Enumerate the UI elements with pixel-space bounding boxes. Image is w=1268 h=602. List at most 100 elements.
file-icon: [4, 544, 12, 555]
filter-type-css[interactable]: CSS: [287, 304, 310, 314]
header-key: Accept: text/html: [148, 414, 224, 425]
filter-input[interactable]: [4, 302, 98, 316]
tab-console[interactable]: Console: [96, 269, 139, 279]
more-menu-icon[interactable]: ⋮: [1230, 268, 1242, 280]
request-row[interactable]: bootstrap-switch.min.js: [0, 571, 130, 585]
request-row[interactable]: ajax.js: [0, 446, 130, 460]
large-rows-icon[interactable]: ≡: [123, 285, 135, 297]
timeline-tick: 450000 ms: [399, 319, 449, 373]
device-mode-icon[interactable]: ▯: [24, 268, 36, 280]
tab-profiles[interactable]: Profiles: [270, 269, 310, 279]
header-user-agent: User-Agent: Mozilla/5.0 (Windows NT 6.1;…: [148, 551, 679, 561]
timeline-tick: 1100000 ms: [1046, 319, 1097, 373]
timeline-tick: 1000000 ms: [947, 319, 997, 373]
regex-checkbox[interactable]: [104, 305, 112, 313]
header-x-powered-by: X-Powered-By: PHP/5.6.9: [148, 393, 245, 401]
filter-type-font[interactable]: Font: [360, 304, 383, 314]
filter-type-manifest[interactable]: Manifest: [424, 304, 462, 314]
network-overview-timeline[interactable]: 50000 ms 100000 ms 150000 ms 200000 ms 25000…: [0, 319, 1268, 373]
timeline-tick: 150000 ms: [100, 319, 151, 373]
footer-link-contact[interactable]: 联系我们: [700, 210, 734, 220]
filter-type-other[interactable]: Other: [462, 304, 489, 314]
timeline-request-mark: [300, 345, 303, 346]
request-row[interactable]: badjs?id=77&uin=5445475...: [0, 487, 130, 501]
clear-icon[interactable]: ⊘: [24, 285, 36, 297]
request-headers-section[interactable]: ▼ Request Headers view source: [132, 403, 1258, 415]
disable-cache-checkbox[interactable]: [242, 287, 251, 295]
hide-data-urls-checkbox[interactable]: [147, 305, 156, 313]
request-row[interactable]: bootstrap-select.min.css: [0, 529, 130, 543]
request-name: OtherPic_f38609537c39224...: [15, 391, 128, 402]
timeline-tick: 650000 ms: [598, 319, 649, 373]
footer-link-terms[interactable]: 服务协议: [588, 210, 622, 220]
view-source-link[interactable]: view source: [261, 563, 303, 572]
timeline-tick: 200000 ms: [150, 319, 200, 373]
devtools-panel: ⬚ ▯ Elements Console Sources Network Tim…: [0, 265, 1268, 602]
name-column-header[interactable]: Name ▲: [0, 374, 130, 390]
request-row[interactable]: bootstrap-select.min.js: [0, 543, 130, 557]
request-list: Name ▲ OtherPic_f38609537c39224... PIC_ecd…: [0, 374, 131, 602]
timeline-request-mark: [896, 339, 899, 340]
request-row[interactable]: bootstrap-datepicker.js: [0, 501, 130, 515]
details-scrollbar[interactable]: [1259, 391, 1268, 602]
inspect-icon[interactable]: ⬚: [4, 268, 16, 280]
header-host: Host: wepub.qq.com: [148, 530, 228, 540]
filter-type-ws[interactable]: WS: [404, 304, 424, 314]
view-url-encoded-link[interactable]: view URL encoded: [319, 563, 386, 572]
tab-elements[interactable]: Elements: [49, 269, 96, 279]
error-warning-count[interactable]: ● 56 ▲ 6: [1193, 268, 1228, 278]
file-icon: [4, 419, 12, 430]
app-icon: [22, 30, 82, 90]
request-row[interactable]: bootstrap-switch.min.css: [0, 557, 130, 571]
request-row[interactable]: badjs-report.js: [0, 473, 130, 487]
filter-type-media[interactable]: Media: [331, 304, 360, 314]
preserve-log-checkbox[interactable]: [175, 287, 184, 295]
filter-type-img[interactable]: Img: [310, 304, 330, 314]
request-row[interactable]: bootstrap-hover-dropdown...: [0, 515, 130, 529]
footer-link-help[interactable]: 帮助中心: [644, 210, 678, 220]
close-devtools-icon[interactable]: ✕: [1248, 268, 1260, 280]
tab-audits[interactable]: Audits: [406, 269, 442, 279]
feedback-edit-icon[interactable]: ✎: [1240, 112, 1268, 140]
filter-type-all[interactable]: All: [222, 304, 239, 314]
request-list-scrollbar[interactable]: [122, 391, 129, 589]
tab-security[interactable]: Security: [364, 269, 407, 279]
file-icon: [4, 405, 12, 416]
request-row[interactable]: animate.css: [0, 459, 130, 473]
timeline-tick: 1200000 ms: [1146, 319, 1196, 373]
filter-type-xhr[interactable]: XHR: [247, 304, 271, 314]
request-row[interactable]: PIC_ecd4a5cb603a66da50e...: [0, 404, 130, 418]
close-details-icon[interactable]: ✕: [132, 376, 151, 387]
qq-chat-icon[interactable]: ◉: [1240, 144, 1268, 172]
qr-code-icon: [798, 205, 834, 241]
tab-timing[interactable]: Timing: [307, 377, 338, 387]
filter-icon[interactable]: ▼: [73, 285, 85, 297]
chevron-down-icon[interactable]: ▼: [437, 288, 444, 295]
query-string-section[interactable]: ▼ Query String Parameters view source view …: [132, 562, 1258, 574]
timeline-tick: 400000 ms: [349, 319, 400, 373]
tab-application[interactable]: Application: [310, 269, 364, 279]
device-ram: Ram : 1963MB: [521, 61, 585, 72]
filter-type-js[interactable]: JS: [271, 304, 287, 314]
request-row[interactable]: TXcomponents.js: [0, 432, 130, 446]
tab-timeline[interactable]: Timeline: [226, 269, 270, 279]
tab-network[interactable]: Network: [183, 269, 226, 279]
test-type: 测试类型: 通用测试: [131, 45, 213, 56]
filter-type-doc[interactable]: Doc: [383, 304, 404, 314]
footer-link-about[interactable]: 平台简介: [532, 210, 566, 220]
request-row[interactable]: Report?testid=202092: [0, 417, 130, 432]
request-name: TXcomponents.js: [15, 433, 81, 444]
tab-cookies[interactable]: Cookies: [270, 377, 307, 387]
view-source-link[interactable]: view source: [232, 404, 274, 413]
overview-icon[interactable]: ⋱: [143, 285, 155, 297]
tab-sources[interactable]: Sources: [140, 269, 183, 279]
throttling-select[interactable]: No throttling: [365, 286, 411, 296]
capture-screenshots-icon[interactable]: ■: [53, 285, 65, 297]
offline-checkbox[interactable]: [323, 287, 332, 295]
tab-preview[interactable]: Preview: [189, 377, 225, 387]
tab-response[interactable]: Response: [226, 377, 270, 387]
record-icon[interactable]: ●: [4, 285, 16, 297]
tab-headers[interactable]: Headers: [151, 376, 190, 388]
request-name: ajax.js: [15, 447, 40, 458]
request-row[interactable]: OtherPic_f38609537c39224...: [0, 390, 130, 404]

● **What you should do**:
Copy out every line of the material above word for word, keeping the original order.

● **Solution**:
Enumerate the UI elements with pixel-space bounding boxes. Image is w=1268 h=602. List at most 100 elements.
file-icon: [4, 544, 12, 555]
filter-type-css[interactable]: CSS: [287, 304, 310, 314]
header-key: Accept: text/html: [148, 414, 224, 425]
filter-input[interactable]: [4, 302, 98, 316]
tab-console[interactable]: Console: [96, 269, 139, 279]
more-menu-icon[interactable]: ⋮: [1230, 268, 1242, 280]
request-row[interactable]: bootstrap-switch.min.js: [0, 571, 130, 585]
request-row[interactable]: ajax.js: [0, 446, 130, 460]
large-rows-icon[interactable]: ≡: [123, 285, 135, 297]
timeline-tick: 450000 ms: [399, 319, 449, 373]
device-mode-icon[interactable]: ▯: [24, 268, 36, 280]
tab-profiles[interactable]: Profiles: [270, 269, 310, 279]
header-user-agent: User-Agent: Mozilla/5.0 (Windows NT 6.1;…: [148, 551, 679, 561]
timeline-tick: 1100000 ms: [1046, 319, 1097, 373]
timeline-tick: 1000000 ms: [947, 319, 997, 373]
regex-checkbox[interactable]: [104, 305, 112, 313]
header-x-powered-by: X-Powered-By: PHP/5.6.9: [148, 393, 245, 401]
filter-type-font[interactable]: Font: [360, 304, 383, 314]
filter-type-manifest[interactable]: Manifest: [424, 304, 462, 314]
network-overview-timeline[interactable]: 50000 ms 100000 ms 150000 ms 200000 ms 25000…: [0, 319, 1268, 373]
timeline-tick: 150000 ms: [100, 319, 151, 373]
footer-link-contact[interactable]: 联系我们: [700, 210, 734, 220]
filter-type-other[interactable]: Other: [462, 304, 489, 314]
timeline-request-mark: [300, 345, 303, 346]
request-row[interactable]: badjs?id=77&uin=5445475...: [0, 487, 130, 501]
clear-icon[interactable]: ⊘: [24, 285, 36, 297]
request-headers-section[interactable]: ▼ Request Headers view source: [132, 403, 1258, 415]
disable-cache-checkbox[interactable]: [242, 287, 251, 295]
hide-data-urls-checkbox[interactable]: [147, 305, 156, 313]
request-row[interactable]: bootstrap-select.min.css: [0, 529, 130, 543]
request-name: OtherPic_f38609537c39224...: [15, 391, 128, 402]
timeline-tick: 650000 ms: [598, 319, 649, 373]
footer-link-terms[interactable]: 服务协议: [588, 210, 622, 220]
view-source-link[interactable]: view source: [261, 563, 303, 572]
timeline-tick: 200000 ms: [150, 319, 200, 373]
devtools-panel: ⬚ ▯ Elements Console Sources Network Tim…: [0, 265, 1268, 602]
name-column-header[interactable]: Name ▲: [0, 374, 130, 390]
request-row[interactable]: bootstrap-select.min.js: [0, 543, 130, 557]
request-list: Name ▲ OtherPic_f38609537c39224... PIC_ecd…: [0, 374, 131, 602]
timeline-request-mark: [896, 339, 899, 340]
request-row[interactable]: bootstrap-datepicker.js: [0, 501, 130, 515]
details-scrollbar[interactable]: [1259, 391, 1268, 602]
inspect-icon[interactable]: ⬚: [4, 268, 16, 280]
header-host: Host: wepub.qq.com: [148, 530, 228, 540]
filter-type-ws[interactable]: WS: [404, 304, 424, 314]
view-url-encoded-link[interactable]: view URL encoded: [319, 563, 386, 572]
tab-elements[interactable]: Elements: [49, 269, 96, 279]
error-warning-count[interactable]: ● 56 ▲ 6: [1193, 268, 1228, 278]
file-icon: [4, 419, 12, 430]
app-icon: [22, 30, 82, 90]
request-row[interactable]: bootstrap-switch.min.css: [0, 557, 130, 571]
request-row[interactable]: badjs-report.js: [0, 473, 130, 487]
filter-type-media[interactable]: Media: [331, 304, 360, 314]
preserve-log-checkbox[interactable]: [175, 287, 184, 295]
filter-type-img[interactable]: Img: [310, 304, 330, 314]
request-row[interactable]: bootstrap-hover-dropdown...: [0, 515, 130, 529]
footer-link-help[interactable]: 帮助中心: [644, 210, 678, 220]
close-devtools-icon[interactable]: ✕: [1248, 268, 1260, 280]
tab-audits[interactable]: Audits: [406, 269, 442, 279]
feedback-edit-icon[interactable]: ✎: [1240, 112, 1268, 140]
filter-type-all[interactable]: All: [222, 304, 239, 314]
request-list-scrollbar[interactable]: [122, 391, 129, 589]
tab-security[interactable]: Security: [364, 269, 407, 279]
file-icon: [4, 405, 12, 416]
request-row[interactable]: animate.css: [0, 459, 130, 473]
timeline-tick: 1200000 ms: [1146, 319, 1196, 373]
filter-type-xhr[interactable]: XHR: [247, 304, 271, 314]
request-row[interactable]: PIC_ecd4a5cb603a66da50e...: [0, 404, 130, 418]
close-details-icon[interactable]: ✕: [132, 376, 151, 387]
qq-chat-icon[interactable]: ◉: [1240, 144, 1268, 172]
qr-code-icon: [798, 205, 834, 241]
tab-timing[interactable]: Timing: [307, 377, 338, 387]
filter-icon[interactable]: ▼: [73, 285, 85, 297]
chevron-down-icon[interactable]: ▼: [437, 288, 444, 295]
query-string-section[interactable]: ▼ Query String Parameters view source view …: [132, 562, 1258, 574]
timeline-tick: 400000 ms: [349, 319, 400, 373]
tab-application[interactable]: Application: [310, 269, 364, 279]
device-ram: Ram : 1963MB: [521, 61, 585, 72]
filter-type-js[interactable]: JS: [271, 304, 287, 314]
request-row[interactable]: TXcomponents.js: [0, 432, 130, 446]
tab-timeline[interactable]: Timeline: [226, 269, 270, 279]
tab-network[interactable]: Network: [183, 269, 226, 279]
test-type: 测试类型: 通用测试: [131, 45, 213, 56]
filter-type-doc[interactable]: Doc: [383, 304, 404, 314]
footer-link-about[interactable]: 平台简介: [532, 210, 566, 220]
request-row[interactable]: Report?testid=202092: [0, 417, 130, 432]
request-name: TXcomponents.js: [15, 433, 81, 444]
tab-cookies[interactable]: Cookies: [270, 377, 307, 387]
view-source-link[interactable]: view source: [232, 404, 274, 413]
overview-icon[interactable]: ⋱: [143, 285, 155, 297]
tab-sources[interactable]: Sources: [140, 269, 183, 279]
throttling-select[interactable]: No throttling: [365, 286, 411, 296]
capture-screenshots-icon[interactable]: ■: [53, 285, 65, 297]
offline-checkbox[interactable]: [323, 287, 332, 295]
tab-preview[interactable]: Preview: [189, 377, 225, 387]
tab-response[interactable]: Response: [226, 377, 270, 387]
record-icon[interactable]: ●: [4, 285, 16, 297]
tab-headers[interactable]: Headers: [151, 376, 190, 388]
request-name: ajax.js: [15, 447, 40, 458]
request-row[interactable]: OtherPic_f38609537c39224...: [0, 390, 130, 404]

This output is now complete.